» Work required
Report how many lines contain "without". The answer is a single number.

» Source records
## Start

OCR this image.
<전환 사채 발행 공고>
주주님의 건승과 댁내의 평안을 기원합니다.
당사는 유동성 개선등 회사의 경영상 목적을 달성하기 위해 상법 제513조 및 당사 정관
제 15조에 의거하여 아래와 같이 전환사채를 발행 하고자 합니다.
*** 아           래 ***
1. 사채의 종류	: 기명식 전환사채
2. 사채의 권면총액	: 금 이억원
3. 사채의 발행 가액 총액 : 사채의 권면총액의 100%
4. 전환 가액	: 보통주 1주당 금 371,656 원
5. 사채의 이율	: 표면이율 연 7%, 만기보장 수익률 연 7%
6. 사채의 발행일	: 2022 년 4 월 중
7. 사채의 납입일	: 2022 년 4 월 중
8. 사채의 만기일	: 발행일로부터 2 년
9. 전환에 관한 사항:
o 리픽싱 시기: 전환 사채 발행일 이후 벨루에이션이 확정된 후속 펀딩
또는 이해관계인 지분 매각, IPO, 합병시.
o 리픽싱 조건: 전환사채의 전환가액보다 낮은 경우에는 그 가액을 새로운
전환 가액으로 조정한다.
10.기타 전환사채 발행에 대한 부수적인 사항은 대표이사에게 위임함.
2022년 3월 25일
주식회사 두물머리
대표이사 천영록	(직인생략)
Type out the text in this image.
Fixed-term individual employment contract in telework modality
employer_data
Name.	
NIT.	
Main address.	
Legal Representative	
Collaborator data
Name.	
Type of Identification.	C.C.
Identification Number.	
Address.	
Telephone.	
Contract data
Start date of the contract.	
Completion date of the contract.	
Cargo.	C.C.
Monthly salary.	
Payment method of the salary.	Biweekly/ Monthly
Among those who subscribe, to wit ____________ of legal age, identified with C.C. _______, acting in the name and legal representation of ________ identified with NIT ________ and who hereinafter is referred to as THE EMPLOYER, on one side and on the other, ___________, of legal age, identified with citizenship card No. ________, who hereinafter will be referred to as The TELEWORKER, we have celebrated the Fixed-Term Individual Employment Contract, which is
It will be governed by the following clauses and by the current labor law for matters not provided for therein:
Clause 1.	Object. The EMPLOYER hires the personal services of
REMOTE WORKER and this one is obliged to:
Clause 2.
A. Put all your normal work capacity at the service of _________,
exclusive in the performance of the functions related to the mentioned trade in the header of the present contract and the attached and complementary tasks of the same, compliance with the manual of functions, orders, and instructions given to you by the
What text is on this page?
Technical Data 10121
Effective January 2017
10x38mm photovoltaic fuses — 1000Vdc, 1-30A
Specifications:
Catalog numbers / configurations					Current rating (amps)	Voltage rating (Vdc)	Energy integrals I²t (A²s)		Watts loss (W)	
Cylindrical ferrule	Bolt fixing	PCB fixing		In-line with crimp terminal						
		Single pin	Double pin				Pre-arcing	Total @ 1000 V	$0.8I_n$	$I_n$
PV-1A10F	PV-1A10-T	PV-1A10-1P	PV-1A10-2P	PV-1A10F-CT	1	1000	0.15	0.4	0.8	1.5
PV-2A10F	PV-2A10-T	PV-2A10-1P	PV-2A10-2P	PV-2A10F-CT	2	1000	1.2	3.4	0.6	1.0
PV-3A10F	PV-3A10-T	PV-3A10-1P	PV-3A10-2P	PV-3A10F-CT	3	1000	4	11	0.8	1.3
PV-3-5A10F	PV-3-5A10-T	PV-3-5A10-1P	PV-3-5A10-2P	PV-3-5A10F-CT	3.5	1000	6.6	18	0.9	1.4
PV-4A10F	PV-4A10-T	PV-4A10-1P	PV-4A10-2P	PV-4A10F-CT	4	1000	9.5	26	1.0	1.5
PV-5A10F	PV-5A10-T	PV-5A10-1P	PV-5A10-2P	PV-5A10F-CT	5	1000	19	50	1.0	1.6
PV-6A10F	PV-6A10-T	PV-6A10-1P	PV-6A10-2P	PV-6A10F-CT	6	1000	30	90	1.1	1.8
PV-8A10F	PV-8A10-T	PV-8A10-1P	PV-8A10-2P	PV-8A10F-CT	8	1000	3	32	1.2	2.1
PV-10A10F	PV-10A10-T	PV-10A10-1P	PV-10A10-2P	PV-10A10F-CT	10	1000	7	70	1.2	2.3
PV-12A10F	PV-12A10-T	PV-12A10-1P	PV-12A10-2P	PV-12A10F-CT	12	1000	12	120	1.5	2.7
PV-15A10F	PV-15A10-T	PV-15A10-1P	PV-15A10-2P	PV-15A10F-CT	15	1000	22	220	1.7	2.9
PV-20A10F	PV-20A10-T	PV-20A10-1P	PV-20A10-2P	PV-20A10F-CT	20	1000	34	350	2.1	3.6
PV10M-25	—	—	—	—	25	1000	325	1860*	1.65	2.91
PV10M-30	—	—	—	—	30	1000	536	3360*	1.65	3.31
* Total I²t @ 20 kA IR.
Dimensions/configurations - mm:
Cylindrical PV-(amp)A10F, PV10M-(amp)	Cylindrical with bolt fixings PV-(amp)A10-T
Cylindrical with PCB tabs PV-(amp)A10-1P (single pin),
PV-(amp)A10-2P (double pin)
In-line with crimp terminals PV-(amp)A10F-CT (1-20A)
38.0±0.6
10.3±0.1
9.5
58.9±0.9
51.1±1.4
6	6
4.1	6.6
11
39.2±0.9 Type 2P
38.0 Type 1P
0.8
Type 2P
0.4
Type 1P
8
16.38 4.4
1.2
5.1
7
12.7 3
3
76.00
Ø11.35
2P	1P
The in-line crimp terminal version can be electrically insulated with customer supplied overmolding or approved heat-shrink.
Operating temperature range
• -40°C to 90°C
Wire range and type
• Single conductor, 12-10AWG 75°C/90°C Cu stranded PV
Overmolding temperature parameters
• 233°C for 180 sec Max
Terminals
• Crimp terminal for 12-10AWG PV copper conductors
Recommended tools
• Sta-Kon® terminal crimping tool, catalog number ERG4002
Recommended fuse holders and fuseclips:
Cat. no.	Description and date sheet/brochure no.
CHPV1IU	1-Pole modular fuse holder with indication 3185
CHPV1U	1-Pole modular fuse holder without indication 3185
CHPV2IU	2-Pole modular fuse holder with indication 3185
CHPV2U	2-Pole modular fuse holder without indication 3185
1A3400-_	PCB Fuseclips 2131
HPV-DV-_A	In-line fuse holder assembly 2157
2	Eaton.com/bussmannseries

## End

» The solution
2